* Problem to work on *
Find the lines below that contain the string "interesses". Copy each one.
• • • • •
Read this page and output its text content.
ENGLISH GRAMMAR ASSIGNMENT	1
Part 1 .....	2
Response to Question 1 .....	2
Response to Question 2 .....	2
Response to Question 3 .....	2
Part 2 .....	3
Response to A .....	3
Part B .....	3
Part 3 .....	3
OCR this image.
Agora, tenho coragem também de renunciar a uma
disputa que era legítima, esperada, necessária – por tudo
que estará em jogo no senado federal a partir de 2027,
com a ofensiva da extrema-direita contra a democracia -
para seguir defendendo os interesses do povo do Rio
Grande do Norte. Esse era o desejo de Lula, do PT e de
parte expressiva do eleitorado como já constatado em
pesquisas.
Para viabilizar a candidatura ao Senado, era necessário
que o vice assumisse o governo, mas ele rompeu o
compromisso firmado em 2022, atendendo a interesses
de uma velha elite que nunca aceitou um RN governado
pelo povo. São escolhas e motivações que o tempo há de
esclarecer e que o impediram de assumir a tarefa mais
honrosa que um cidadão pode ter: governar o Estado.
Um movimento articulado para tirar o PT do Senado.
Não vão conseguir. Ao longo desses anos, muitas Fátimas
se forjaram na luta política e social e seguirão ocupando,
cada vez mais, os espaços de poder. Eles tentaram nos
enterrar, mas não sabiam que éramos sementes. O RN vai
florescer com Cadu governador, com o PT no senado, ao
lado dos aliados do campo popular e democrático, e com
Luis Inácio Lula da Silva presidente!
• • • • •
* Correct result *
para seguir defendendo os interesses do povo do Rio
compromisso firmado em 2022, atendendo a interesses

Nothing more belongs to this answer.